Excerpt to read:
*****

[Note: We found this on the website of the World Federalist Association. It was part of a petition drive to get President Clinton to sign off on the statute for the Internationl Court in Rome.]
In April 1998, Pesident Clinton stood before a group of Rwandan genocide survivors and told his audience that to prevent future "genocidal violence, nothing is more vital than establishing the rule of law." Clinton continued,
"[W]e must make it clear to all those who would commit such acts in the future that they too must answer for their acts, and they will. Internationally, as we meet here, talks are underway at the United Nations to establish a permanent international criminal court. And the United States will work to see that it [the ICC] is created."
Three months later, President Clinton reneged on his promise to the Rwandan genocide survivors when his envoys voted against the ICC in Rome. On July 17, 1998 in Rome, the Statute for the ICC was adopted by 120 nations voting "yes" and only 7 nations voting "no." The U.S. delegation voted against the treaty, along with such dubious company as China, Iraq, Quatar, Yemen, and Libya.

*****

Information provided:
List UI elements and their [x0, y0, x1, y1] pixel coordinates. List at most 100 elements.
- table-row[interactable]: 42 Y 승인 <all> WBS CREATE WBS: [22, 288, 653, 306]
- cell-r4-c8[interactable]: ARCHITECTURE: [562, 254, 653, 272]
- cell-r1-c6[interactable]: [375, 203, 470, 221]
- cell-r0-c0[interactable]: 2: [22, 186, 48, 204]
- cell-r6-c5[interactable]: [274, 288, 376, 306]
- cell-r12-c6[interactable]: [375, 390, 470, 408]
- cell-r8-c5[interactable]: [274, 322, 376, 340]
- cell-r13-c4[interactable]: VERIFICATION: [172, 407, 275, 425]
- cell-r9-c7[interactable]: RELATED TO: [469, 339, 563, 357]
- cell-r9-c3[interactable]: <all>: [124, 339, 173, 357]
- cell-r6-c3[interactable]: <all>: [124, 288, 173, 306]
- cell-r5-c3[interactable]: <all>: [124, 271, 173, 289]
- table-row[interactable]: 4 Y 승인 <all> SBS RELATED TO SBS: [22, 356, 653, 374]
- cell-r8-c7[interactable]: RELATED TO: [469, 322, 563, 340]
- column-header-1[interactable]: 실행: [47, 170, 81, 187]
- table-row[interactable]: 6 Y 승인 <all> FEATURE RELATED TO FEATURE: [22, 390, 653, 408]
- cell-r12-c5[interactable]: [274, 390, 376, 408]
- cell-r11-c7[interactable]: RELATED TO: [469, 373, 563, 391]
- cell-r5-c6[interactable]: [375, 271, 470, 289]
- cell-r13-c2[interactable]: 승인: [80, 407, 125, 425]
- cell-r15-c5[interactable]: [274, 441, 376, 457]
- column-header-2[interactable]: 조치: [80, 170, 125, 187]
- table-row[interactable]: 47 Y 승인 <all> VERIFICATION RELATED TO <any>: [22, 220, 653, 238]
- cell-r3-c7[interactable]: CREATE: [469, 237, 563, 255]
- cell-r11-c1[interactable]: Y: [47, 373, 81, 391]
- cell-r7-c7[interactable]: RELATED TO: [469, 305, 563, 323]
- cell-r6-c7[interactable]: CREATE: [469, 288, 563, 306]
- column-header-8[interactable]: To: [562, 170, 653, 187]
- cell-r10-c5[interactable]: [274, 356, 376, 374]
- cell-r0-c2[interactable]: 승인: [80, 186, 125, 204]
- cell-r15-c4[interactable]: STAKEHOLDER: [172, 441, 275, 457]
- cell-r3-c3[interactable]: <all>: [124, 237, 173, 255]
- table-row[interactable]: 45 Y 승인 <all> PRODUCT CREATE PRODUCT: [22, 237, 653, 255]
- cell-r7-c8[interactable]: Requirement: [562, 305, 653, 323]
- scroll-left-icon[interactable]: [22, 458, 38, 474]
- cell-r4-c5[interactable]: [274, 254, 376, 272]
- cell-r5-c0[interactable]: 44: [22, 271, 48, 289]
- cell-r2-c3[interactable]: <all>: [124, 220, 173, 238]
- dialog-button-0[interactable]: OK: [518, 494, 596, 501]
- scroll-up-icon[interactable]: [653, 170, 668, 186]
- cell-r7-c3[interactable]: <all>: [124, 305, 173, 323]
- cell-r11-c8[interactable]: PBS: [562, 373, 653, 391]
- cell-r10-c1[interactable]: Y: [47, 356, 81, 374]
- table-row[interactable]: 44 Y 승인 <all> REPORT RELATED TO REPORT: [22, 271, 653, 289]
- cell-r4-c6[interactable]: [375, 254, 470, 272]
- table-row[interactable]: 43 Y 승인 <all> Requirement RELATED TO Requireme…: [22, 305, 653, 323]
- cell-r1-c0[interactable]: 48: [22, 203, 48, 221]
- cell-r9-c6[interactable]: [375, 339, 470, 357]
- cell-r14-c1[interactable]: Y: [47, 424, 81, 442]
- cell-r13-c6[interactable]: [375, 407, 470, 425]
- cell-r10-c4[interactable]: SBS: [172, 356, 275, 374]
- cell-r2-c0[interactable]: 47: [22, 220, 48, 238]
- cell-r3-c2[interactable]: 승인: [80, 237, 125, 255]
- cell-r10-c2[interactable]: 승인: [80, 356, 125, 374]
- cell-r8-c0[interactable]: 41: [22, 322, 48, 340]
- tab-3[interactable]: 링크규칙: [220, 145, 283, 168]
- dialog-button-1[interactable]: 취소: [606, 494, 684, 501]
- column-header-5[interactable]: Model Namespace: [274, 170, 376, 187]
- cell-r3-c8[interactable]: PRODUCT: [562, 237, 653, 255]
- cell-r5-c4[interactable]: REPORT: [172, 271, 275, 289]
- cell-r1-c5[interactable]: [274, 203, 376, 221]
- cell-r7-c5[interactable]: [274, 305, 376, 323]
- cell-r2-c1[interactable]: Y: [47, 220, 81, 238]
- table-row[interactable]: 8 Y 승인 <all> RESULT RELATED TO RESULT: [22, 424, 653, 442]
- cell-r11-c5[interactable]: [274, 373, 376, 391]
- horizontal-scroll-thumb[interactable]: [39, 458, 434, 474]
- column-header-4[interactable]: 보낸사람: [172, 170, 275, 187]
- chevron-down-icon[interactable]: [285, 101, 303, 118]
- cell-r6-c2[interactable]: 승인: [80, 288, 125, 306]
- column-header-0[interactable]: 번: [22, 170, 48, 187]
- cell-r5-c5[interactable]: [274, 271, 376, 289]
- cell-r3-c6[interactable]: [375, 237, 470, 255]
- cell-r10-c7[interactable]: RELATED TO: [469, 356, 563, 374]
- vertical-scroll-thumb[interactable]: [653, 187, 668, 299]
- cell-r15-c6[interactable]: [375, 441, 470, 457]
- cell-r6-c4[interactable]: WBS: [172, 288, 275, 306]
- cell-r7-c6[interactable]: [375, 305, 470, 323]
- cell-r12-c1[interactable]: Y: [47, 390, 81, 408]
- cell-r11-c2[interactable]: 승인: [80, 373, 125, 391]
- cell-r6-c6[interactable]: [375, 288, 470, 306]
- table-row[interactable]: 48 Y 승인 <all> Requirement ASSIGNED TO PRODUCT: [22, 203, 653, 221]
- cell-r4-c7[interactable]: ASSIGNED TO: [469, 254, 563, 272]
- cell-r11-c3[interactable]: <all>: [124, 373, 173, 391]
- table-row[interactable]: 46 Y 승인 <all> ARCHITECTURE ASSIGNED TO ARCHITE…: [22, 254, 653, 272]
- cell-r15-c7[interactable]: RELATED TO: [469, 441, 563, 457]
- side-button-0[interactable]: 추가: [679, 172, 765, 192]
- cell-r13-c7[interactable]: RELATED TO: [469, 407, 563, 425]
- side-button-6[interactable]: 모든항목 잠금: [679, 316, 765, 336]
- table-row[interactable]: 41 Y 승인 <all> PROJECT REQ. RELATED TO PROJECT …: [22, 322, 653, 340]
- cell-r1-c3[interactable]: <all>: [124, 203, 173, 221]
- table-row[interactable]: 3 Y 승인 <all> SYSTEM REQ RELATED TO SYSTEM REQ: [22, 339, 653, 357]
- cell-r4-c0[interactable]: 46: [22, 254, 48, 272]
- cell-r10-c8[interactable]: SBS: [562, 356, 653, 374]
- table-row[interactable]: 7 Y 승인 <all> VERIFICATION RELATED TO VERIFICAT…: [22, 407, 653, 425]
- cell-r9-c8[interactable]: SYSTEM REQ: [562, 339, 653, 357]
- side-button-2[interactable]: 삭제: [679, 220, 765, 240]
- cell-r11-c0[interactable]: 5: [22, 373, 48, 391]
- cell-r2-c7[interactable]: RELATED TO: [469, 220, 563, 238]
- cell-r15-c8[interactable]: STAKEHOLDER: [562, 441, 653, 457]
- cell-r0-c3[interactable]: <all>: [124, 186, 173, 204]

*****

Requirement:
What comes next in the piece on President Clinton and the International Criminal Court? Write its continuation, starting right after the final sentence.

Final answer:
The ICC Statute stipulates that after December 31, 2000, the treaty will not be open for signature, only to accession. (This means that the Senate would need to ratify the treaty for the U.S. to be a signatory.)
Proposed Rule: The U.S. has continued to participate in the Preparatory Commission (PrepComm: the process through which the practical arrangements for the establishment of the court are made). During the PrepComms, the U.S. has made a number of important contributions, but has consistently tried to introduce technical 'fixes' to keep American officials out of the reach of the court.
The U.S. originally floated its proposal informally during the March session of the PrepComm, and is planning to formally introduce it during the upcoming June 12-30 session. The proposal consists of a change to Article 98 and a supplemental text that would prohibit the Court from seeking to try an individual who claimed to be acting in an official capacity for his/her country, unless the country in question consented or the Security Council passed a resolution under its Chapter VII authority.